MATERIAL TO PROCESS:
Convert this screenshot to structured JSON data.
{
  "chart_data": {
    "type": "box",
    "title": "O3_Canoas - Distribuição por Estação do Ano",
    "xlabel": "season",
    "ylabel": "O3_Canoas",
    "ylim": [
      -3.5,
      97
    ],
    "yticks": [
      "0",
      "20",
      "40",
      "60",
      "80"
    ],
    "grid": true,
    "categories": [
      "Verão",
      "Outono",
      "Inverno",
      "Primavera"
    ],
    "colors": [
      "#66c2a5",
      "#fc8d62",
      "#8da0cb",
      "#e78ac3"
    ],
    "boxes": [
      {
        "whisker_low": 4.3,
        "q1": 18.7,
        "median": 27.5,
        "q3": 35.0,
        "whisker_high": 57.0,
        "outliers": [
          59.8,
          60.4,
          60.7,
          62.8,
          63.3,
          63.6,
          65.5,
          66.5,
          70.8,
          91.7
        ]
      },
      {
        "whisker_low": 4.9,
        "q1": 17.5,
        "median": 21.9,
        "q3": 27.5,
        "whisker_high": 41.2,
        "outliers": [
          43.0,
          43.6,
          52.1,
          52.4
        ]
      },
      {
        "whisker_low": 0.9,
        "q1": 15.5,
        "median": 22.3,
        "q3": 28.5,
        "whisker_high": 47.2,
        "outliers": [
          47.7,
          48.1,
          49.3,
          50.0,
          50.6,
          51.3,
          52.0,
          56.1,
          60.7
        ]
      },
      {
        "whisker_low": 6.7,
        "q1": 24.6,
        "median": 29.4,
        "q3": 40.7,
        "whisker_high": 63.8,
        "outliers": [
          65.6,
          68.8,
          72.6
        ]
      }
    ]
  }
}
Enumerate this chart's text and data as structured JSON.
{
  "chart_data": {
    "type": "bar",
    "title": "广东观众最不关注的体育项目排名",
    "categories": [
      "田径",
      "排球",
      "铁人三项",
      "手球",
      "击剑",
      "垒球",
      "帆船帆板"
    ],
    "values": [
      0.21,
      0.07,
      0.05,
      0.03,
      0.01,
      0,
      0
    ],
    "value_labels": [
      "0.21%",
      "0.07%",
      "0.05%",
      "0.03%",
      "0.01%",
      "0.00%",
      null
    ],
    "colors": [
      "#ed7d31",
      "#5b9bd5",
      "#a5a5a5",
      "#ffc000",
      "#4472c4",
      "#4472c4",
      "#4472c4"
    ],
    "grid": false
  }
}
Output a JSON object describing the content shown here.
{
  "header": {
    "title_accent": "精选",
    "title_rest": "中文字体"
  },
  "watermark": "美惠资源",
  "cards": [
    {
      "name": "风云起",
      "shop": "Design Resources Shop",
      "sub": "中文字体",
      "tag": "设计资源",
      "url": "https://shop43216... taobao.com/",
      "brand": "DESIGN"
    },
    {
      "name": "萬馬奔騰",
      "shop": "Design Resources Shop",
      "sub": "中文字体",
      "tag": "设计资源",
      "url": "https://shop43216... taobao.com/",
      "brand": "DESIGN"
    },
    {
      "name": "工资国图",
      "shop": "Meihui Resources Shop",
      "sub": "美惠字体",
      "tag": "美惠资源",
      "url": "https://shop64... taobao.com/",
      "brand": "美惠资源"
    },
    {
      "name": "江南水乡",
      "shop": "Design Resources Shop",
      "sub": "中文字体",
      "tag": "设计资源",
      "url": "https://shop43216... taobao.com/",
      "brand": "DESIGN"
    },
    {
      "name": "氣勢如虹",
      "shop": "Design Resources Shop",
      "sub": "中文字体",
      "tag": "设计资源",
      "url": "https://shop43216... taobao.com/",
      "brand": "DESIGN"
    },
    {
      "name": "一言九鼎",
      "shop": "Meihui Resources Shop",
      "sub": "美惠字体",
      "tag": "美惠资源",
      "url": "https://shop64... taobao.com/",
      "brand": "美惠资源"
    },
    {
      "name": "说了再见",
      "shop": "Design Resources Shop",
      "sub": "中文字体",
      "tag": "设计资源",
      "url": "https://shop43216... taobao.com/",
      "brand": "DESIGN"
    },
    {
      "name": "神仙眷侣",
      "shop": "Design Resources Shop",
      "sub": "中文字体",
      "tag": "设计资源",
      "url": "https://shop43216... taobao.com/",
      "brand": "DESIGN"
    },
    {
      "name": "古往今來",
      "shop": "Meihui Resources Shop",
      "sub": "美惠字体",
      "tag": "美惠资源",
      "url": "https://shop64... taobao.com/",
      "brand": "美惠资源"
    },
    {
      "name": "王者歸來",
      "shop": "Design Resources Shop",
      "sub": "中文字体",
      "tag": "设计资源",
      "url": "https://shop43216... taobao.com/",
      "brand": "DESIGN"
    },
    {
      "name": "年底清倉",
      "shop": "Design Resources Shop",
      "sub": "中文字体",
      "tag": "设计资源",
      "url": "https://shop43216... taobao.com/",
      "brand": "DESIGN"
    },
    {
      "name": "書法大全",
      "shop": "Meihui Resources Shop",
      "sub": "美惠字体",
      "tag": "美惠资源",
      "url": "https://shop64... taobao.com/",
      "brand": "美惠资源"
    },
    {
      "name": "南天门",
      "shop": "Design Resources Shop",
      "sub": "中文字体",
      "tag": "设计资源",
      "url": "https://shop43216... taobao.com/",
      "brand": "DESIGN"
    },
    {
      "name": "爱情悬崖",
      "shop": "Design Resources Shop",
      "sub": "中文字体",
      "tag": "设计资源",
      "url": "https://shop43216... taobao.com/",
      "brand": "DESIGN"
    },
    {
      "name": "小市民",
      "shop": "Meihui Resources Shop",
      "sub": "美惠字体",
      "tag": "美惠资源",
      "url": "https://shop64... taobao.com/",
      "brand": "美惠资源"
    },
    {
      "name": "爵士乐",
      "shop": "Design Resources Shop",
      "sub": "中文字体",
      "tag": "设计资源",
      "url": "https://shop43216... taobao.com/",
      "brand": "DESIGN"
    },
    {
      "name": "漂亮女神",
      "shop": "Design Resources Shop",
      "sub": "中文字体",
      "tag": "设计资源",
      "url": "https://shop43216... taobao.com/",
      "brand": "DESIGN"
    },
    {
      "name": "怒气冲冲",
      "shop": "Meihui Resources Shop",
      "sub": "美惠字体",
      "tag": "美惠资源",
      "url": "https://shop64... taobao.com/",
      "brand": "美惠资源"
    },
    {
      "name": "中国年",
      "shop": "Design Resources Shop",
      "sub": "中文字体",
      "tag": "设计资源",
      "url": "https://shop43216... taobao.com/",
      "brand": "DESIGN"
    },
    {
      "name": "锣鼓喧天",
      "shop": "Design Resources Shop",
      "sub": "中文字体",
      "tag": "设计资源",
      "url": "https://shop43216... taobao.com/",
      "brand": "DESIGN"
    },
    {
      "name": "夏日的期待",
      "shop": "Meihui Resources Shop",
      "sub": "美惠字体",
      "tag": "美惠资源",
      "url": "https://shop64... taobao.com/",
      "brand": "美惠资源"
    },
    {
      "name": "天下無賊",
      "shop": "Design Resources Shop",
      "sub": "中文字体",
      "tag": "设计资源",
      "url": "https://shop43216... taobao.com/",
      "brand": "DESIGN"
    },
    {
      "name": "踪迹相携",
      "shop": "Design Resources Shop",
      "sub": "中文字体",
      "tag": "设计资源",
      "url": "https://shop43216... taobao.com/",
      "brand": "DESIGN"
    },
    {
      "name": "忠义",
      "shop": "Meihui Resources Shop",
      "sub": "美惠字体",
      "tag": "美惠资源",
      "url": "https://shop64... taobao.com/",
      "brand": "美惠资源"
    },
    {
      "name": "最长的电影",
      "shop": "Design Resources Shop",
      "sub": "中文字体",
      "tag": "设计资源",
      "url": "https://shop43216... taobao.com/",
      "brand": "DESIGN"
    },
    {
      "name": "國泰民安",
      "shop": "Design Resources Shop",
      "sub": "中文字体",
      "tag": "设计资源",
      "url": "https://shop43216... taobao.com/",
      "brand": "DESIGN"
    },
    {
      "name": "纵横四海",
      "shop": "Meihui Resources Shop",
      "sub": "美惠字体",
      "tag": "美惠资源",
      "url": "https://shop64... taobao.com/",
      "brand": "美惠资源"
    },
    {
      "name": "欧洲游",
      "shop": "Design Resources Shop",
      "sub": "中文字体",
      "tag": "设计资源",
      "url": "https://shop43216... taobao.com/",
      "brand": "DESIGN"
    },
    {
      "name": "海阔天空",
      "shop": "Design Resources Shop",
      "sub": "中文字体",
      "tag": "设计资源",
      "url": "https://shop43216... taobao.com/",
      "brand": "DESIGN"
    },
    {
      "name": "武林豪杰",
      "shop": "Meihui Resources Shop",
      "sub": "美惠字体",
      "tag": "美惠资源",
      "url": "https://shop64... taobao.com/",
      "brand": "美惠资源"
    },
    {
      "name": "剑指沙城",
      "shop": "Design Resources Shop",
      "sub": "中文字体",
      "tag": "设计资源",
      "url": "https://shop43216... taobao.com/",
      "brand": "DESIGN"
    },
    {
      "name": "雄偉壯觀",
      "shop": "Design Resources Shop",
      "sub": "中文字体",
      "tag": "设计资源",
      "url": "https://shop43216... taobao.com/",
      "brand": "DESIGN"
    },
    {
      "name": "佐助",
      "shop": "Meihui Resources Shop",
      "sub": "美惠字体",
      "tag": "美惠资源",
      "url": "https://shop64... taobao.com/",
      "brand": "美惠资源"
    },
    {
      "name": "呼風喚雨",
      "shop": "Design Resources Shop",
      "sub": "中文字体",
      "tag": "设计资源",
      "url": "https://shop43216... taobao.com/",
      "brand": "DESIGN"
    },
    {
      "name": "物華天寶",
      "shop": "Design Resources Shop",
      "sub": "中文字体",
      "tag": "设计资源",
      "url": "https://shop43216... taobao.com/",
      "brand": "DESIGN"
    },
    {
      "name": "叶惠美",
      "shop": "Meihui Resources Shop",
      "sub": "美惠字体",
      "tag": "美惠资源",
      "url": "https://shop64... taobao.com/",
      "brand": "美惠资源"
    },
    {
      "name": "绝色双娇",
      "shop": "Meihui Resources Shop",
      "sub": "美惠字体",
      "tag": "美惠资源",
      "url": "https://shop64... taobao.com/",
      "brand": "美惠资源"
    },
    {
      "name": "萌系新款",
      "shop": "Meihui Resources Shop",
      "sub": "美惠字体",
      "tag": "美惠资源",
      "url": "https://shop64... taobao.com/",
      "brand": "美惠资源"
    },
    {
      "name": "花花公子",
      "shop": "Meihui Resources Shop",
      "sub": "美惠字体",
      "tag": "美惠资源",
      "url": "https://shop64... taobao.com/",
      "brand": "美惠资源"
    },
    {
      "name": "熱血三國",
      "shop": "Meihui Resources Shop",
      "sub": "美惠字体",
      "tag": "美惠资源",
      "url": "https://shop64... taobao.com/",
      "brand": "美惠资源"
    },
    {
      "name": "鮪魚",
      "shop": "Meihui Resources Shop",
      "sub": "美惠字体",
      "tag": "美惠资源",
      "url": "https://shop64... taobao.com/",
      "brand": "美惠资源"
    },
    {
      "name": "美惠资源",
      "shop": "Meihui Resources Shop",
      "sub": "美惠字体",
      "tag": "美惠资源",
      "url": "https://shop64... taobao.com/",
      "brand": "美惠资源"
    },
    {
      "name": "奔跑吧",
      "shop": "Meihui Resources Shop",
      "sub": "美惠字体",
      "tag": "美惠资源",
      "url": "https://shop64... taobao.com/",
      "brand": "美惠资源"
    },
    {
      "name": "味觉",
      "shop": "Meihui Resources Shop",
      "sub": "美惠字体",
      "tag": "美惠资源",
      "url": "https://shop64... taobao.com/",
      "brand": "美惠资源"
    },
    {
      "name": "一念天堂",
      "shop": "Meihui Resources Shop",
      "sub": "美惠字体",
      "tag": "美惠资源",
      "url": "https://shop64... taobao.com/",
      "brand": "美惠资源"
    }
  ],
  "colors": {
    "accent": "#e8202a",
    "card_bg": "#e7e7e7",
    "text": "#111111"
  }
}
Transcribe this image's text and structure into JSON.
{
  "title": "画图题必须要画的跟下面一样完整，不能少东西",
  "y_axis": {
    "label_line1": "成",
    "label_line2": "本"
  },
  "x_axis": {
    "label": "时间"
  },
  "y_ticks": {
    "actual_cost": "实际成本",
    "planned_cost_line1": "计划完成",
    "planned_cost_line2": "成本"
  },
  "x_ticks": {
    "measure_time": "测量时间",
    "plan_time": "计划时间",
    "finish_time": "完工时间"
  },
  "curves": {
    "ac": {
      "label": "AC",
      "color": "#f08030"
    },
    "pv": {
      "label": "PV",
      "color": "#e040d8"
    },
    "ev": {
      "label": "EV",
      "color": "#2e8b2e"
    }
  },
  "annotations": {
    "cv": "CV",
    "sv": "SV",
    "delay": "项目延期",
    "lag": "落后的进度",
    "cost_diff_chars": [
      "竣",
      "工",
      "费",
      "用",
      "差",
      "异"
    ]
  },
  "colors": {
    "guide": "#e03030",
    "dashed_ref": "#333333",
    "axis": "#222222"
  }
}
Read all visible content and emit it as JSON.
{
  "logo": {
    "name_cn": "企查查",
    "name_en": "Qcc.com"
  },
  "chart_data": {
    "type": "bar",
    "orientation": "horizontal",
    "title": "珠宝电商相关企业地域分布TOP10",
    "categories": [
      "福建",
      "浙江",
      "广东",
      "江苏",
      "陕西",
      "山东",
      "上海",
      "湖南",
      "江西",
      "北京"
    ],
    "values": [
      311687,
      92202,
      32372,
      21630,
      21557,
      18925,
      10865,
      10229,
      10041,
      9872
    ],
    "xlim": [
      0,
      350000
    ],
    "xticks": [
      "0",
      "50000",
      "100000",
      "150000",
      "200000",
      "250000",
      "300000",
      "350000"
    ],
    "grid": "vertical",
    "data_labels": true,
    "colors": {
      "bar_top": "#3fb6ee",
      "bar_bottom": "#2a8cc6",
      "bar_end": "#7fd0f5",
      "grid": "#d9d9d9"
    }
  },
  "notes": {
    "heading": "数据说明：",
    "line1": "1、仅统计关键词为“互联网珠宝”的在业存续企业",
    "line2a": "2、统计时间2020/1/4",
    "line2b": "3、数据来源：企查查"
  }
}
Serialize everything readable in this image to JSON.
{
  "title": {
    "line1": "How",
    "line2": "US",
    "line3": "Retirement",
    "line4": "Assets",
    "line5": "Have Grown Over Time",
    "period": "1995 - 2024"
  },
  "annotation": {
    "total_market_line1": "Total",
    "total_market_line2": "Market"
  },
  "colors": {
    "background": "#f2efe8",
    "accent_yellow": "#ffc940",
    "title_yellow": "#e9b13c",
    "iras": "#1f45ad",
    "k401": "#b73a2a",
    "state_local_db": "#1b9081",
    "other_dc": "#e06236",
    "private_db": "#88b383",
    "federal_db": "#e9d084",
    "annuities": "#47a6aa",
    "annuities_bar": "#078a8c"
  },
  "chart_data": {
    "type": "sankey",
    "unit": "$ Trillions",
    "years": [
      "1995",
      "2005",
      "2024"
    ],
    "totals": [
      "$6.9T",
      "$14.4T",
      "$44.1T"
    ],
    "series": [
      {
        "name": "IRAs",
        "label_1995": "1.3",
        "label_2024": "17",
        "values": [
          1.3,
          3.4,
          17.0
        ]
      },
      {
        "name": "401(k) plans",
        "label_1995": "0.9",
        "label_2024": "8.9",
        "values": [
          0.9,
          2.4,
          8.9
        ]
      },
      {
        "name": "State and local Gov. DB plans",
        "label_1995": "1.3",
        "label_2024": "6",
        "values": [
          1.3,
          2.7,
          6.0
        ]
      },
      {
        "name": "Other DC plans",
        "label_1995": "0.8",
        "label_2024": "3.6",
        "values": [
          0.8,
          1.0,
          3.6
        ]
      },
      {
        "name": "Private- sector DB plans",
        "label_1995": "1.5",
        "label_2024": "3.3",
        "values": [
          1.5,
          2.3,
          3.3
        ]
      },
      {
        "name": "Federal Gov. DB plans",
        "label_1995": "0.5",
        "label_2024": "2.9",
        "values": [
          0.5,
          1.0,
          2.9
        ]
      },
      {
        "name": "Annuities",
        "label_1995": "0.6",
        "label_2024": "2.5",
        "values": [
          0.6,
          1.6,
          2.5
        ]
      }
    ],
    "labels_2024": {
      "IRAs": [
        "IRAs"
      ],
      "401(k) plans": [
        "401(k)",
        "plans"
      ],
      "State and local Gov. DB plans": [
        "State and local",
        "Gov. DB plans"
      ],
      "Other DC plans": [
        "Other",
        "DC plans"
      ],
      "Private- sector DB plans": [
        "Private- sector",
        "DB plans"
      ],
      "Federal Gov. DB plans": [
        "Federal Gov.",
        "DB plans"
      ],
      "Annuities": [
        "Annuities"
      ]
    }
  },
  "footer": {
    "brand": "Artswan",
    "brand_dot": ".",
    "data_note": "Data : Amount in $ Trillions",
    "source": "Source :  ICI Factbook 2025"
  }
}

REQUEST:
Find the lines with the string "grid" and reproduce them.

WORKED SOLUTION:
    "grid": true,
    "grid": false
    "grid": "vertical",
      "grid": "#d9d9d9"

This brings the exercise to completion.